>> start Material for the task

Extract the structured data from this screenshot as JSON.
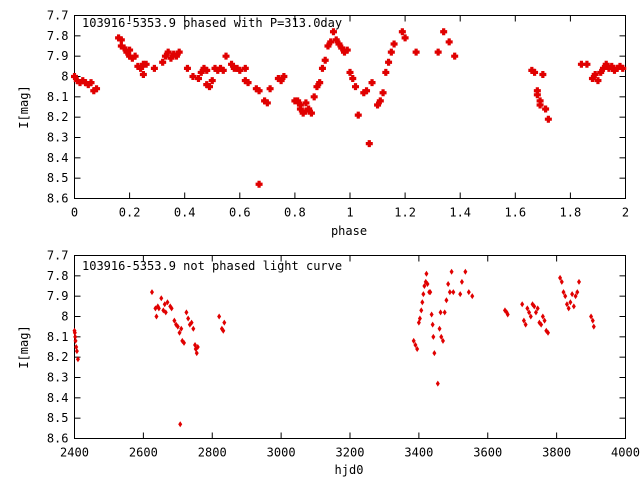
{
  "chart_data": [
    {
      "type": "scatter",
      "title": "103916-5353.9 phased with P=313.0day",
      "xlabel": "phase",
      "ylabel": "I[mag]",
      "xlim": [
        0,
        2
      ],
      "ylim": [
        7.7,
        8.6
      ],
      "y_inverted": true,
      "grid": false,
      "marker_color": "#e00000",
      "x_ticks": [
        "0",
        "0.2",
        "0.4",
        "0.6",
        "0.8",
        "1",
        "1.2",
        "1.4",
        "1.6",
        "1.8",
        "2"
      ],
      "x_tick_values": [
        0,
        0.2,
        0.4,
        0.6,
        0.8,
        1.0,
        1.2,
        1.4,
        1.6,
        1.8,
        2.0
      ],
      "y_ticks": [
        "7.7",
        "7.8",
        "7.9",
        "8",
        "8.1",
        "8.2",
        "8.3",
        "8.4",
        "8.5",
        "8.6"
      ],
      "y_tick_values": [
        7.7,
        7.8,
        7.9,
        8.0,
        8.1,
        8.2,
        8.3,
        8.4,
        8.5,
        8.6
      ],
      "points": [
        [
          0.0,
          8.0
        ],
        [
          0.01,
          8.02
        ],
        [
          0.02,
          8.03
        ],
        [
          0.03,
          8.02
        ],
        [
          0.04,
          8.03
        ],
        [
          0.05,
          8.04
        ],
        [
          0.06,
          8.03
        ],
        [
          0.07,
          8.07
        ],
        [
          0.08,
          8.06
        ],
        [
          0.16,
          7.81
        ],
        [
          0.17,
          7.82
        ],
        [
          0.17,
          7.85
        ],
        [
          0.18,
          7.86
        ],
        [
          0.19,
          7.88
        ],
        [
          0.2,
          7.9
        ],
        [
          0.2,
          7.87
        ],
        [
          0.21,
          7.91
        ],
        [
          0.22,
          7.9
        ],
        [
          0.23,
          7.95
        ],
        [
          0.24,
          7.96
        ],
        [
          0.25,
          7.99
        ],
        [
          0.25,
          7.94
        ],
        [
          0.26,
          7.94
        ],
        [
          0.29,
          7.96
        ],
        [
          0.32,
          7.93
        ],
        [
          0.33,
          7.9
        ],
        [
          0.34,
          7.88
        ],
        [
          0.35,
          7.91
        ],
        [
          0.36,
          7.89
        ],
        [
          0.37,
          7.9
        ],
        [
          0.38,
          7.88
        ],
        [
          0.41,
          7.96
        ],
        [
          0.43,
          8.0
        ],
        [
          0.45,
          8.01
        ],
        [
          0.46,
          7.98
        ],
        [
          0.47,
          7.96
        ],
        [
          0.48,
          7.97
        ],
        [
          0.48,
          8.04
        ],
        [
          0.49,
          8.05
        ],
        [
          0.5,
          8.02
        ],
        [
          0.51,
          7.96
        ],
        [
          0.52,
          7.97
        ],
        [
          0.53,
          7.96
        ],
        [
          0.54,
          7.97
        ],
        [
          0.55,
          7.9
        ],
        [
          0.57,
          7.94
        ],
        [
          0.58,
          7.96
        ],
        [
          0.59,
          7.96
        ],
        [
          0.6,
          7.97
        ],
        [
          0.62,
          7.96
        ],
        [
          0.62,
          8.02
        ],
        [
          0.63,
          8.03
        ],
        [
          0.66,
          8.06
        ],
        [
          0.67,
          8.07
        ],
        [
          0.67,
          8.53
        ],
        [
          0.69,
          8.12
        ],
        [
          0.7,
          8.13
        ],
        [
          0.71,
          8.06
        ],
        [
          0.74,
          8.01
        ],
        [
          0.75,
          8.02
        ],
        [
          0.76,
          8.0
        ],
        [
          0.8,
          8.12
        ],
        [
          0.81,
          8.12
        ],
        [
          0.82,
          8.14
        ],
        [
          0.82,
          8.16
        ],
        [
          0.83,
          8.18
        ],
        [
          0.84,
          8.17
        ],
        [
          0.84,
          8.13
        ],
        [
          0.85,
          8.16
        ],
        [
          0.86,
          8.18
        ],
        [
          0.87,
          8.1
        ],
        [
          0.88,
          8.05
        ],
        [
          0.89,
          8.03
        ],
        [
          0.9,
          7.96
        ],
        [
          0.91,
          7.92
        ],
        [
          0.92,
          7.85
        ],
        [
          0.93,
          7.83
        ],
        [
          0.94,
          7.78
        ],
        [
          0.95,
          7.82
        ],
        [
          0.96,
          7.84
        ],
        [
          0.97,
          7.86
        ],
        [
          0.98,
          7.88
        ],
        [
          0.99,
          7.87
        ],
        [
          1.0,
          7.98
        ],
        [
          1.01,
          8.01
        ],
        [
          1.02,
          8.05
        ],
        [
          1.03,
          8.19
        ],
        [
          1.05,
          8.08
        ],
        [
          1.06,
          8.07
        ],
        [
          1.07,
          8.33
        ],
        [
          1.08,
          8.03
        ],
        [
          1.1,
          8.14
        ],
        [
          1.11,
          8.12
        ],
        [
          1.12,
          8.08
        ],
        [
          1.13,
          7.98
        ],
        [
          1.14,
          7.93
        ],
        [
          1.15,
          7.88
        ],
        [
          1.16,
          7.84
        ],
        [
          1.19,
          7.78
        ],
        [
          1.2,
          7.81
        ],
        [
          1.24,
          7.88
        ],
        [
          1.32,
          7.88
        ],
        [
          1.34,
          7.78
        ],
        [
          1.36,
          7.83
        ],
        [
          1.38,
          7.9
        ],
        [
          1.66,
          7.97
        ],
        [
          1.67,
          7.98
        ],
        [
          1.68,
          8.07
        ],
        [
          1.68,
          8.09
        ],
        [
          1.69,
          8.12
        ],
        [
          1.69,
          8.14
        ],
        [
          1.7,
          7.99
        ],
        [
          1.71,
          8.16
        ],
        [
          1.72,
          8.21
        ],
        [
          1.84,
          7.94
        ],
        [
          1.86,
          7.94
        ],
        [
          1.88,
          8.01
        ],
        [
          1.89,
          7.99
        ],
        [
          1.9,
          8.02
        ],
        [
          1.91,
          7.98
        ],
        [
          1.92,
          7.96
        ],
        [
          1.93,
          7.94
        ],
        [
          1.94,
          7.96
        ],
        [
          1.95,
          7.95
        ],
        [
          1.96,
          7.97
        ],
        [
          1.97,
          7.96
        ],
        [
          1.98,
          7.95
        ],
        [
          1.99,
          7.96
        ]
      ]
    },
    {
      "type": "scatter",
      "title": "103916-5353.9 not phased light curve",
      "xlabel": "hjd0",
      "ylabel": "I[mag]",
      "xlim": [
        2400,
        4000
      ],
      "ylim": [
        7.7,
        8.6
      ],
      "y_inverted": true,
      "grid": false,
      "marker_color": "#e00000",
      "x_ticks": [
        "2400",
        "2600",
        "2800",
        "3000",
        "3200",
        "3400",
        "3600",
        "3800",
        "4000"
      ],
      "x_tick_values": [
        2400,
        2600,
        2800,
        3000,
        3200,
        3400,
        3600,
        3800,
        4000
      ],
      "y_ticks": [
        "7.7",
        "7.8",
        "7.9",
        "8",
        "8.1",
        "8.2",
        "8.3",
        "8.4",
        "8.5",
        "8.6"
      ],
      "y_tick_values": [
        7.7,
        7.8,
        7.9,
        8.0,
        8.1,
        8.2,
        8.3,
        8.4,
        8.5,
        8.6
      ],
      "points": [
        [
          2400,
          8.07
        ],
        [
          2401,
          8.08
        ],
        [
          2402,
          8.1
        ],
        [
          2403,
          8.12
        ],
        [
          2405,
          8.15
        ],
        [
          2407,
          8.17
        ],
        [
          2410,
          8.21
        ],
        [
          2625,
          7.88
        ],
        [
          2635,
          7.96
        ],
        [
          2638,
          8.0
        ],
        [
          2642,
          7.95
        ],
        [
          2645,
          7.96
        ],
        [
          2652,
          7.91
        ],
        [
          2658,
          7.97
        ],
        [
          2662,
          7.94
        ],
        [
          2665,
          7.98
        ],
        [
          2670,
          7.93
        ],
        [
          2678,
          7.95
        ],
        [
          2682,
          7.96
        ],
        [
          2690,
          8.02
        ],
        [
          2695,
          8.04
        ],
        [
          2700,
          8.05
        ],
        [
          2705,
          8.08
        ],
        [
          2707,
          8.53
        ],
        [
          2710,
          8.06
        ],
        [
          2713,
          8.12
        ],
        [
          2718,
          8.13
        ],
        [
          2725,
          7.98
        ],
        [
          2730,
          8.01
        ],
        [
          2735,
          8.04
        ],
        [
          2740,
          8.03
        ],
        [
          2745,
          8.06
        ],
        [
          2750,
          8.14
        ],
        [
          2752,
          8.16
        ],
        [
          2755,
          8.18
        ],
        [
          2758,
          8.15
        ],
        [
          2820,
          8.0
        ],
        [
          2828,
          8.06
        ],
        [
          2832,
          8.07
        ],
        [
          2835,
          8.03
        ],
        [
          3385,
          8.12
        ],
        [
          3390,
          8.14
        ],
        [
          3395,
          8.16
        ],
        [
          3400,
          8.03
        ],
        [
          3403,
          8.01
        ],
        [
          3407,
          7.97
        ],
        [
          3410,
          7.93
        ],
        [
          3413,
          7.89
        ],
        [
          3416,
          7.85
        ],
        [
          3420,
          7.83
        ],
        [
          3422,
          7.79
        ],
        [
          3425,
          7.84
        ],
        [
          3430,
          7.88
        ],
        [
          3433,
          7.88
        ],
        [
          3437,
          7.99
        ],
        [
          3440,
          8.04
        ],
        [
          3442,
          8.1
        ],
        [
          3445,
          8.18
        ],
        [
          3455,
          8.33
        ],
        [
          3460,
          8.06
        ],
        [
          3463,
          7.98
        ],
        [
          3465,
          8.1
        ],
        [
          3470,
          8.12
        ],
        [
          3475,
          7.98
        ],
        [
          3480,
          7.92
        ],
        [
          3485,
          7.84
        ],
        [
          3490,
          7.88
        ],
        [
          3495,
          7.78
        ],
        [
          3500,
          7.88
        ],
        [
          3520,
          7.89
        ],
        [
          3525,
          7.83
        ],
        [
          3535,
          7.78
        ],
        [
          3545,
          7.88
        ],
        [
          3555,
          7.9
        ],
        [
          3650,
          7.97
        ],
        [
          3655,
          7.98
        ],
        [
          3658,
          7.99
        ],
        [
          3700,
          7.94
        ],
        [
          3705,
          8.02
        ],
        [
          3710,
          8.04
        ],
        [
          3715,
          7.96
        ],
        [
          3720,
          7.98
        ],
        [
          3725,
          8.0
        ],
        [
          3730,
          7.94
        ],
        [
          3735,
          7.95
        ],
        [
          3740,
          7.98
        ],
        [
          3745,
          7.96
        ],
        [
          3750,
          8.03
        ],
        [
          3755,
          8.04
        ],
        [
          3760,
          8.0
        ],
        [
          3765,
          8.02
        ],
        [
          3770,
          8.07
        ],
        [
          3775,
          8.08
        ],
        [
          3810,
          7.81
        ],
        [
          3815,
          7.83
        ],
        [
          3820,
          7.88
        ],
        [
          3825,
          7.9
        ],
        [
          3830,
          7.94
        ],
        [
          3835,
          7.96
        ],
        [
          3840,
          7.93
        ],
        [
          3845,
          7.89
        ],
        [
          3850,
          7.95
        ],
        [
          3855,
          7.9
        ],
        [
          3860,
          7.88
        ],
        [
          3865,
          7.83
        ],
        [
          3900,
          8.0
        ],
        [
          3905,
          8.02
        ],
        [
          3908,
          8.05
        ]
      ]
    }
  ]
}
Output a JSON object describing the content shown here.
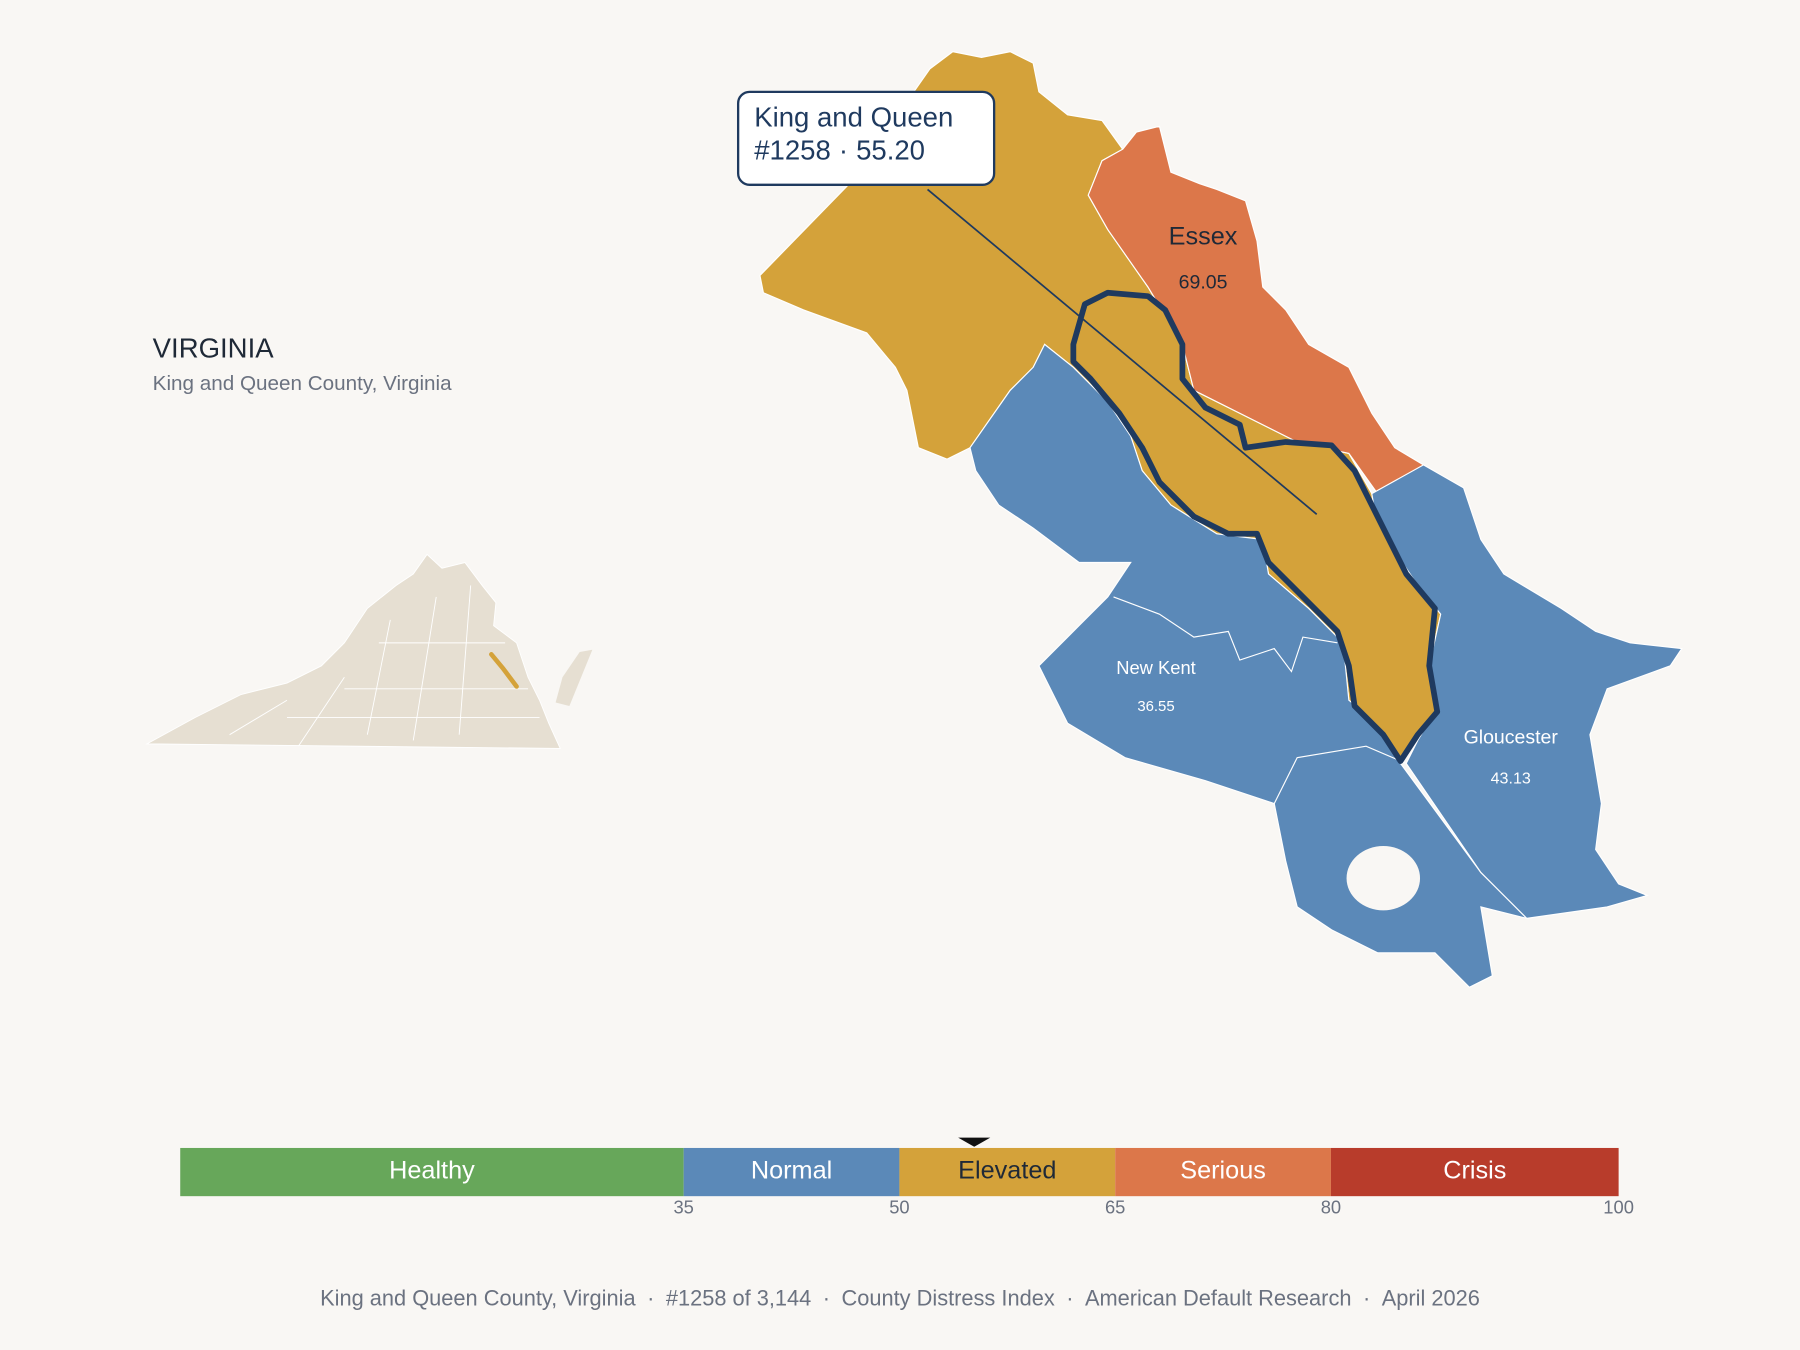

>> end Material for the task

» **What the task requires**
Pull out every line in the material above where "phased" occurs.

» **The response**
      "title": "103916-5353.9 phased with P=313.0day",
      "title": "103916-5353.9 not phased light curve",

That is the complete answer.